What to work on:
Copy each of the rows below exactly as they appear, keeping every line unchanged.

## start

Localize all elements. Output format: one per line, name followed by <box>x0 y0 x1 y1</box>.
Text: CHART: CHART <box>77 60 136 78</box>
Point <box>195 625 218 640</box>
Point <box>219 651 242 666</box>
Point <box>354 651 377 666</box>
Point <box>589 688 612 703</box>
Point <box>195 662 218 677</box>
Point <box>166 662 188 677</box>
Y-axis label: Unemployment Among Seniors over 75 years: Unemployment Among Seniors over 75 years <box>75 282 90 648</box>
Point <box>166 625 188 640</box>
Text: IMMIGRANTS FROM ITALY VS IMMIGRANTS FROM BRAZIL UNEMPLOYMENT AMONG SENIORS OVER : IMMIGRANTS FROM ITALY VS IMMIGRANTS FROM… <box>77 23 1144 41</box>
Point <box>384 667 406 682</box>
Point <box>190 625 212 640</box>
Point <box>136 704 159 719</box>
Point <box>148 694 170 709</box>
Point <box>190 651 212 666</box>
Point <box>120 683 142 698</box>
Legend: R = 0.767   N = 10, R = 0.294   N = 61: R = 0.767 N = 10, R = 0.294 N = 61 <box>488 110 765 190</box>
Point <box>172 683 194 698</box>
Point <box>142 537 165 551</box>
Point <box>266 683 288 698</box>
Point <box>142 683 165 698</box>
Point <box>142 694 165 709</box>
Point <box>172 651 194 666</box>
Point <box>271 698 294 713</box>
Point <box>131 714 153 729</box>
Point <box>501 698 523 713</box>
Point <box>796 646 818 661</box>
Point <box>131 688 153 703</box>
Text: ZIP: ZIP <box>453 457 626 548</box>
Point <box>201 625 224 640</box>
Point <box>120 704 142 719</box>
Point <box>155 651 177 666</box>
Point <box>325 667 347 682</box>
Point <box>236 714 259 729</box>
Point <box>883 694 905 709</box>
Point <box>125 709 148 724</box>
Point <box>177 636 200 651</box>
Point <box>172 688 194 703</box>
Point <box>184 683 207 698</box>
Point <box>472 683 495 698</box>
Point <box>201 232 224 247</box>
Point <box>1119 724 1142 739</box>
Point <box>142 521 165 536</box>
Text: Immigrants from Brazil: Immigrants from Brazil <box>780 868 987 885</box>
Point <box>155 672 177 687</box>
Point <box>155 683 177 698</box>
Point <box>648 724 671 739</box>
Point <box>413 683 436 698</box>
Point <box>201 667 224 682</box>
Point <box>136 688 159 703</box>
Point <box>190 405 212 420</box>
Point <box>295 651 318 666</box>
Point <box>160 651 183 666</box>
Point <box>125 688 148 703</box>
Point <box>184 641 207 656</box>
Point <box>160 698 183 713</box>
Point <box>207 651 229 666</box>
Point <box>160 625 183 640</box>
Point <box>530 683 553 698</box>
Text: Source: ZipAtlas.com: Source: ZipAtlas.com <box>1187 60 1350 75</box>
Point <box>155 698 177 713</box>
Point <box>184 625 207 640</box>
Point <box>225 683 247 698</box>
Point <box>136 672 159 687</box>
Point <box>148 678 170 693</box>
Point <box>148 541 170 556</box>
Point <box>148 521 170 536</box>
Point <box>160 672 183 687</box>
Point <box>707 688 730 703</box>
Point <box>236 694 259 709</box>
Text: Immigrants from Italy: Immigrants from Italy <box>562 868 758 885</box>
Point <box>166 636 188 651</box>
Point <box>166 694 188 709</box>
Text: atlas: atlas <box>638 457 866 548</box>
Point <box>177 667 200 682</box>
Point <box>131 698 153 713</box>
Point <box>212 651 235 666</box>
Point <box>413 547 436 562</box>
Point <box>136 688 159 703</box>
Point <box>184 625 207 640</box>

## end

Solution:
Localize all elements. Output format: one per line, name followed by <box>x0 y0 x1 y1</box>.
Text: CHART: CHART <box>77 60 136 78</box>
Point <box>195 625 218 640</box>
Point <box>219 651 242 666</box>
Point <box>354 651 377 666</box>
Point <box>589 688 612 703</box>
Point <box>195 662 218 677</box>
Point <box>166 662 188 677</box>
Y-axis label: Unemployment Among Seniors over 75 years: Unemployment Among Seniors over 75 years <box>75 282 90 648</box>
Point <box>166 625 188 640</box>
Text: IMMIGRANTS FROM ITALY VS IMMIGRANTS FROM BRAZIL UNEMPLOYMENT AMONG SENIORS OVER : IMMIGRANTS FROM ITALY VS IMMIGRANTS FROM… <box>77 23 1144 41</box>
Point <box>384 667 406 682</box>
Point <box>190 625 212 640</box>
Point <box>136 704 159 719</box>
Point <box>148 694 170 709</box>
Point <box>190 651 212 666</box>
Point <box>120 683 142 698</box>
Legend: R = 0.767   N = 10, R = 0.294   N = 61: R = 0.767 N = 10, R = 0.294 N = 61 <box>488 110 765 190</box>
Point <box>172 683 194 698</box>
Point <box>142 537 165 551</box>
Point <box>266 683 288 698</box>
Point <box>142 683 165 698</box>
Point <box>142 694 165 709</box>
Point <box>172 651 194 666</box>
Point <box>271 698 294 713</box>
Point <box>131 714 153 729</box>
Point <box>501 698 523 713</box>
Point <box>796 646 818 661</box>
Point <box>131 688 153 703</box>
Text: ZIP: ZIP <box>453 457 626 548</box>
Point <box>201 625 224 640</box>
Point <box>120 704 142 719</box>
Point <box>155 651 177 666</box>
Point <box>325 667 347 682</box>
Point <box>236 714 259 729</box>
Point <box>883 694 905 709</box>
Point <box>125 709 148 724</box>
Point <box>177 636 200 651</box>
Point <box>172 688 194 703</box>
Point <box>184 683 207 698</box>
Point <box>472 683 495 698</box>
Point <box>201 232 224 247</box>
Point <box>1119 724 1142 739</box>
Point <box>142 521 165 536</box>
Text: Immigrants from Brazil: Immigrants from Brazil <box>780 868 987 885</box>
Point <box>155 672 177 687</box>
Point <box>155 683 177 698</box>
Point <box>648 724 671 739</box>
Point <box>413 683 436 698</box>
Point <box>201 667 224 682</box>
Point <box>136 688 159 703</box>
Point <box>190 405 212 420</box>
Point <box>295 651 318 666</box>
Point <box>160 651 183 666</box>
Point <box>125 688 148 703</box>
Point <box>184 641 207 656</box>
Point <box>160 698 183 713</box>
Point <box>207 651 229 666</box>
Point <box>160 625 183 640</box>
Point <box>530 683 553 698</box>
Text: Source: ZipAtlas.com: Source: ZipAtlas.com <box>1187 60 1350 75</box>
Point <box>155 698 177 713</box>
Point <box>184 625 207 640</box>
Point <box>225 683 247 698</box>
Point <box>136 672 159 687</box>
Point <box>148 678 170 693</box>
Point <box>148 541 170 556</box>
Point <box>148 521 170 536</box>
Point <box>160 672 183 687</box>
Point <box>707 688 730 703</box>
Point <box>236 694 259 709</box>
Text: Immigrants from Italy: Immigrants from Italy <box>562 868 758 885</box>
Point <box>166 636 188 651</box>
Point <box>166 694 188 709</box>
Text: atlas: atlas <box>638 457 866 548</box>
Point <box>177 667 200 682</box>
Point <box>131 698 153 713</box>
Point <box>212 651 235 666</box>
Point <box>413 547 436 562</box>
Point <box>136 688 159 703</box>
Point <box>184 625 207 640</box>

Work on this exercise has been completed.